## BEGIN INFORMATION SHOWN

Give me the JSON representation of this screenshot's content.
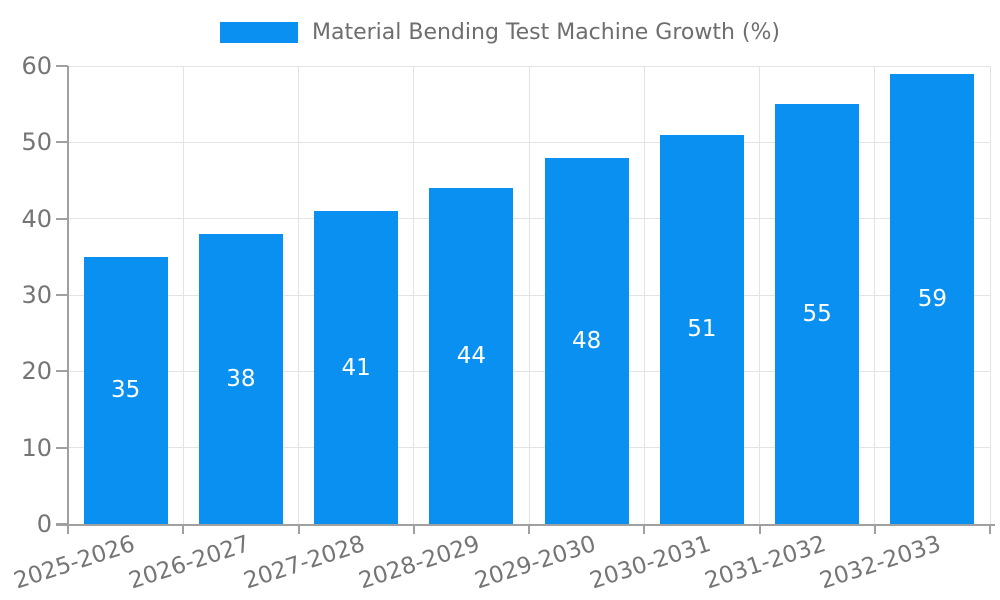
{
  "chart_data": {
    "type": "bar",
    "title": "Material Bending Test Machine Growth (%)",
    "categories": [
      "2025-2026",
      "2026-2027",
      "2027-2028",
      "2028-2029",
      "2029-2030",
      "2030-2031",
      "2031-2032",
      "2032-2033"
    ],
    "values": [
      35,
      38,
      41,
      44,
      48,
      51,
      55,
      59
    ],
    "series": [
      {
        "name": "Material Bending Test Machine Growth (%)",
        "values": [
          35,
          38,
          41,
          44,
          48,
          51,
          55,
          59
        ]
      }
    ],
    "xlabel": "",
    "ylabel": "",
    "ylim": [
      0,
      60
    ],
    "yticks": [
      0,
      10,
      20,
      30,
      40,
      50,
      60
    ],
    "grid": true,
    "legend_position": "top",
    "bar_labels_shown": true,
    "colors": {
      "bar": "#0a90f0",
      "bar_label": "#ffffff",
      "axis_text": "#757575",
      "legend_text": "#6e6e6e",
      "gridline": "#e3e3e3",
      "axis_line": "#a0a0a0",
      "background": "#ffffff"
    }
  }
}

## END INFORMATION SHOWN

> **WHAT IS NEEDED**
Every record above should be written out again without change, except that the pictures are left out.

> **TASK ANSWER**
Give me the JSON representation of this screenshot's content.
{
  "chart_data": {
    "type": "bar",
    "title": "Material Bending Test Machine Growth (%)",
    "categories": [
      "2025-2026",
      "2026-2027",
      "2027-2028",
      "2028-2029",
      "2029-2030",
      "2030-2031",
      "2031-2032",
      "2032-2033"
    ],
    "values": [
      35,
      38,
      41,
      44,
      48,
      51,
      55,
      59
    ],
    "series": [
      {
        "name": "Material Bending Test Machine Growth (%)",
        "values": [
          35,
          38,
          41,
          44,
          48,
          51,
          55,
          59
        ]
      }
    ],
    "xlabel": "",
    "ylabel": "",
    "ylim": [
      0,
      60
    ],
    "yticks": [
      0,
      10,
      20,
      30,
      40,
      50,
      60
    ],
    "grid": true,
    "legend_position": "top",
    "bar_labels_shown": true,
    "colors": {
      "bar": "#0a90f0",
      "bar_label": "#ffffff",
      "axis_text": "#757575",
      "legend_text": "#6e6e6e",
      "gridline": "#e3e3e3",
      "axis_line": "#a0a0a0",
      "background": "#ffffff"
    }
  }
}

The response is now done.